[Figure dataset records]
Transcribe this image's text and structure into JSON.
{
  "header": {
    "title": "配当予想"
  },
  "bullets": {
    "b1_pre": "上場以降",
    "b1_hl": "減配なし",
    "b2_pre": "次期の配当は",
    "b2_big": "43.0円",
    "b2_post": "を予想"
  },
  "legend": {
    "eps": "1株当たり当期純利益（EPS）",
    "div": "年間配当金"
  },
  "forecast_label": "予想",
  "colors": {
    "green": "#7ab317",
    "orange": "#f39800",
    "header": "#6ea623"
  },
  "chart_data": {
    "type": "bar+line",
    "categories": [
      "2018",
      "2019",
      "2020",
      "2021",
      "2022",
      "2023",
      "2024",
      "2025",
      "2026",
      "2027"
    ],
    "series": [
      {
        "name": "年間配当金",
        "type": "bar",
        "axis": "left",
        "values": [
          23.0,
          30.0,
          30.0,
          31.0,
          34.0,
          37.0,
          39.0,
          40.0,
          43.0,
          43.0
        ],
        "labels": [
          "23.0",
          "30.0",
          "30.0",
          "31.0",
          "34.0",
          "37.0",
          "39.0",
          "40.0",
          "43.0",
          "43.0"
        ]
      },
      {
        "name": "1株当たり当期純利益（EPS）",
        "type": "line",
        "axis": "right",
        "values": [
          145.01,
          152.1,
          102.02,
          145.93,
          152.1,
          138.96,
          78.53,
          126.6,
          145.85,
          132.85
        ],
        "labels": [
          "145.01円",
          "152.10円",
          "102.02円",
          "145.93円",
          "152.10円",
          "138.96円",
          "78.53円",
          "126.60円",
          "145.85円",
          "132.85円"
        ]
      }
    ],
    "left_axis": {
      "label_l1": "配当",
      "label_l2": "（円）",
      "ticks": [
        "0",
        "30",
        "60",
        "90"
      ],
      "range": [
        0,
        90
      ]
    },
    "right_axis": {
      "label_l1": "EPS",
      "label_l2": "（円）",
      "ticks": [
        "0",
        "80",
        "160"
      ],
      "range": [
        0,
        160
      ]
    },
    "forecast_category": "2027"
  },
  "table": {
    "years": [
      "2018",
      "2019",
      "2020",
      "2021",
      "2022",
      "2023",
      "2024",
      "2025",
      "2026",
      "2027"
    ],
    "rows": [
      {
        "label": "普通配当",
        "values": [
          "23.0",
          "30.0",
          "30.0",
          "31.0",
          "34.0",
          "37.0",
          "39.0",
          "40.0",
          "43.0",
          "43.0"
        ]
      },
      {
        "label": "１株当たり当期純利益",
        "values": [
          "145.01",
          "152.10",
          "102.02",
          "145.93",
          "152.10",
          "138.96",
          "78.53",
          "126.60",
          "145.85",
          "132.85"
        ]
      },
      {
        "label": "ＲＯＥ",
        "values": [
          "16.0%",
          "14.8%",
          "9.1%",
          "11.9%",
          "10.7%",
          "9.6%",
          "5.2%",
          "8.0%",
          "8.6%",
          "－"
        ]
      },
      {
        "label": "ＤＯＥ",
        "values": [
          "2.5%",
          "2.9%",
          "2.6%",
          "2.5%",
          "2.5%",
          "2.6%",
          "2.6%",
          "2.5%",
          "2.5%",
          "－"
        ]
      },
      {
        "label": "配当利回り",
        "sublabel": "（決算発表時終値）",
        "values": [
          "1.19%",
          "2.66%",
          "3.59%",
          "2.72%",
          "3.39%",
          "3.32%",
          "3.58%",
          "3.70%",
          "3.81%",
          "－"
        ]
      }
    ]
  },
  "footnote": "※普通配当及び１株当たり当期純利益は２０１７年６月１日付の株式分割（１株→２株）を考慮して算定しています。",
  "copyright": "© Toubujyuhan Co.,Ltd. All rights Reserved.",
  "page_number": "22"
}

_Given request_
Write out the whole listing exactly.

_Output of the exercise_
Transcribe this image's text and structure into JSON.
{
  "header": {
    "title": "配当予想"
  },
  "bullets": {
    "b1_pre": "上場以降",
    "b1_hl": "減配なし",
    "b2_pre": "次期の配当は",
    "b2_big": "43.0円",
    "b2_post": "を予想"
  },
  "legend": {
    "eps": "1株当たり当期純利益（EPS）",
    "div": "年間配当金"
  },
  "forecast_label": "予想",
  "colors": {
    "green": "#7ab317",
    "orange": "#f39800",
    "header": "#6ea623"
  },
  "chart_data": {
    "type": "bar+line",
    "categories": [
      "2018",
      "2019",
      "2020",
      "2021",
      "2022",
      "2023",
      "2024",
      "2025",
      "2026",
      "2027"
    ],
    "series": [
      {
        "name": "年間配当金",
        "type": "bar",
        "axis": "left",
        "values": [
          23.0,
          30.0,
          30.0,
          31.0,
          34.0,
          37.0,
          39.0,
          40.0,
          43.0,
          43.0
        ],
        "labels": [
          "23.0",
          "30.0",
          "30.0",
          "31.0",
          "34.0",
          "37.0",
          "39.0",
          "40.0",
          "43.0",
          "43.0"
        ]
      },
      {
        "name": "1株当たり当期純利益（EPS）",
        "type": "line",
        "axis": "right",
        "values": [
          145.01,
          152.1,
          102.02,
          145.93,
          152.1,
          138.96,
          78.53,
          126.6,
          145.85,
          132.85
        ],
        "labels": [
          "145.01円",
          "152.10円",
          "102.02円",
          "145.93円",
          "152.10円",
          "138.96円",
          "78.53円",
          "126.60円",
          "145.85円",
          "132.85円"
        ]
      }
    ],
    "left_axis": {
      "label_l1": "配当",
      "label_l2": "（円）",
      "ticks": [
        "0",
        "30",
        "60",
        "90"
      ],
      "range": [
        0,
        90
      ]
    },
    "right_axis": {
      "label_l1": "EPS",
      "label_l2": "（円）",
      "ticks": [
        "0",
        "80",
        "160"
      ],
      "range": [
        0,
        160
      ]
    },
    "forecast_category": "2027"
  },
  "table": {
    "years": [
      "2018",
      "2019",
      "2020",
      "2021",
      "2022",
      "2023",
      "2024",
      "2025",
      "2026",
      "2027"
    ],
    "rows": [
      {
        "label": "普通配当",
        "values": [
          "23.0",
          "30.0",
          "30.0",
          "31.0",
          "34.0",
          "37.0",
          "39.0",
          "40.0",
          "43.0",
          "43.0"
        ]
      },
      {
        "label": "１株当たり当期純利益",
        "values": [
          "145.01",
          "152.10",
          "102.02",
          "145.93",
          "152.10",
          "138.96",
          "78.53",
          "126.60",
          "145.85",
          "132.85"
        ]
      },
      {
        "label": "ＲＯＥ",
        "values": [
          "16.0%",
          "14.8%",
          "9.1%",
          "11.9%",
          "10.7%",
          "9.6%",
          "5.2%",
          "8.0%",
          "8.6%",
          "－"
        ]
      },
      {
        "label": "ＤＯＥ",
        "values": [
          "2.5%",
          "2.9%",
          "2.6%",
          "2.5%",
          "2.5%",
          "2.6%",
          "2.6%",
          "2.5%",
          "2.5%",
          "－"
        ]
      },
      {
        "label": "配当利回り",
        "sublabel": "（決算発表時終値）",
        "values": [
          "1.19%",
          "2.66%",
          "3.59%",
          "2.72%",
          "3.39%",
          "3.32%",
          "3.58%",
          "3.70%",
          "3.81%",
          "－"
        ]
      }
    ]
  },
  "footnote": "※普通配当及び１株当たり当期純利益は２０１７年６月１日付の株式分割（１株→２株）を考慮して算定しています。",
  "copyright": "© Toubujyuhan Co.,Ltd. All rights Reserved.",
  "page_number": "22"
}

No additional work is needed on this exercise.